[Entries from a collection]

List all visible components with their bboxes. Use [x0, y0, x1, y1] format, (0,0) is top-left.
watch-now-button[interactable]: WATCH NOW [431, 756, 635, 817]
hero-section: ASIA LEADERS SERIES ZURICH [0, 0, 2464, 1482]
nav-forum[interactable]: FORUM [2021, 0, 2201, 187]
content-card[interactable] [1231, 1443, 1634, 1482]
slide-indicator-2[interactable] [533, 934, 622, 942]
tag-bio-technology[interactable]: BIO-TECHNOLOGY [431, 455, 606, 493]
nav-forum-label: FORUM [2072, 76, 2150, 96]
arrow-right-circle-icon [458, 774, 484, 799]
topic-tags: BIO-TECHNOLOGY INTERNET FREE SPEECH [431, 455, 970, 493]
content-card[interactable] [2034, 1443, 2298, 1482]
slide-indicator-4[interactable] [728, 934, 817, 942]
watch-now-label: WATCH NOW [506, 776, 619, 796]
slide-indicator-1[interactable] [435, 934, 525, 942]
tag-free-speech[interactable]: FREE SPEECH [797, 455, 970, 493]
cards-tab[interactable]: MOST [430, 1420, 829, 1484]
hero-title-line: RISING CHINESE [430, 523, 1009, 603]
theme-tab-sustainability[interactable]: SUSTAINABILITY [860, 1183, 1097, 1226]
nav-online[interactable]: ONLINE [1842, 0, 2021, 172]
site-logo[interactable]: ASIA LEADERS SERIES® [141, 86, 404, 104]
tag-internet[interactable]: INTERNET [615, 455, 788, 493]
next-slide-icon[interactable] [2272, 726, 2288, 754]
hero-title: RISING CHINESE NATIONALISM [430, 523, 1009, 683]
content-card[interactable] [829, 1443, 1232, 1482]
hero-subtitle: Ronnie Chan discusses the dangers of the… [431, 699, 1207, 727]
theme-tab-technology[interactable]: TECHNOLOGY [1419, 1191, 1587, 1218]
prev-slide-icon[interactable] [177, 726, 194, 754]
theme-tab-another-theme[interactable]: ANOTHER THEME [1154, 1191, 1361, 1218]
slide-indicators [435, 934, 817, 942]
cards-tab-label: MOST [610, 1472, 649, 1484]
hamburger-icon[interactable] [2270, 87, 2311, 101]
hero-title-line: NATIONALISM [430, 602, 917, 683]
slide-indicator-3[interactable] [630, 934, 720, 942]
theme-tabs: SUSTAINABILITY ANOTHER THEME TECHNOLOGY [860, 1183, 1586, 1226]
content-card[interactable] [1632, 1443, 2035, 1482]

- **SET TASK**
Could you give the records again from the start up to and including the line with "theme-tab-another-theme[interactable]: ANOTHER THEME", swapping "RISING CHINESE" for "GROWING CHINESE" and leaving everything else unchanged?

- **SOLVED EXERCISE**
List all visible components with their bboxes. Use [x0, y0, x1, y1] format, (0,0) is top-left.
watch-now-button[interactable]: WATCH NOW [431, 756, 635, 817]
hero-section: ASIA LEADERS SERIES ZURICH [0, 0, 2464, 1482]
nav-forum[interactable]: FORUM [2021, 0, 2201, 187]
content-card[interactable] [1231, 1443, 1634, 1482]
slide-indicator-2[interactable] [533, 934, 622, 942]
tag-bio-technology[interactable]: BIO-TECHNOLOGY [431, 455, 606, 493]
nav-forum-label: FORUM [2072, 76, 2150, 96]
arrow-right-circle-icon [458, 774, 484, 799]
topic-tags: BIO-TECHNOLOGY INTERNET FREE SPEECH [431, 455, 970, 493]
content-card[interactable] [2034, 1443, 2298, 1482]
slide-indicator-4[interactable] [728, 934, 817, 942]
watch-now-label: WATCH NOW [506, 776, 619, 796]
slide-indicator-1[interactable] [435, 934, 525, 942]
tag-free-speech[interactable]: FREE SPEECH [797, 455, 970, 493]
cards-tab[interactable]: MOST [430, 1420, 829, 1484]
hero-title-line: GROWING CHINESE [430, 523, 1009, 603]
theme-tab-sustainability[interactable]: SUSTAINABILITY [860, 1183, 1097, 1226]
nav-online[interactable]: ONLINE [1842, 0, 2021, 172]
site-logo[interactable]: ASIA LEADERS SERIES® [141, 86, 404, 104]
tag-internet[interactable]: INTERNET [615, 455, 788, 493]
next-slide-icon[interactable] [2272, 726, 2288, 754]
hero-title: GROWING CHINESE NATIONALISM [430, 523, 1009, 683]
content-card[interactable] [829, 1443, 1232, 1482]
hero-subtitle: Ronnie Chan discusses the dangers of the… [431, 699, 1207, 727]
theme-tab-technology[interactable]: TECHNOLOGY [1419, 1191, 1587, 1218]
prev-slide-icon[interactable] [177, 726, 194, 754]
theme-tab-another-theme[interactable]: ANOTHER THEME [1154, 1191, 1361, 1218]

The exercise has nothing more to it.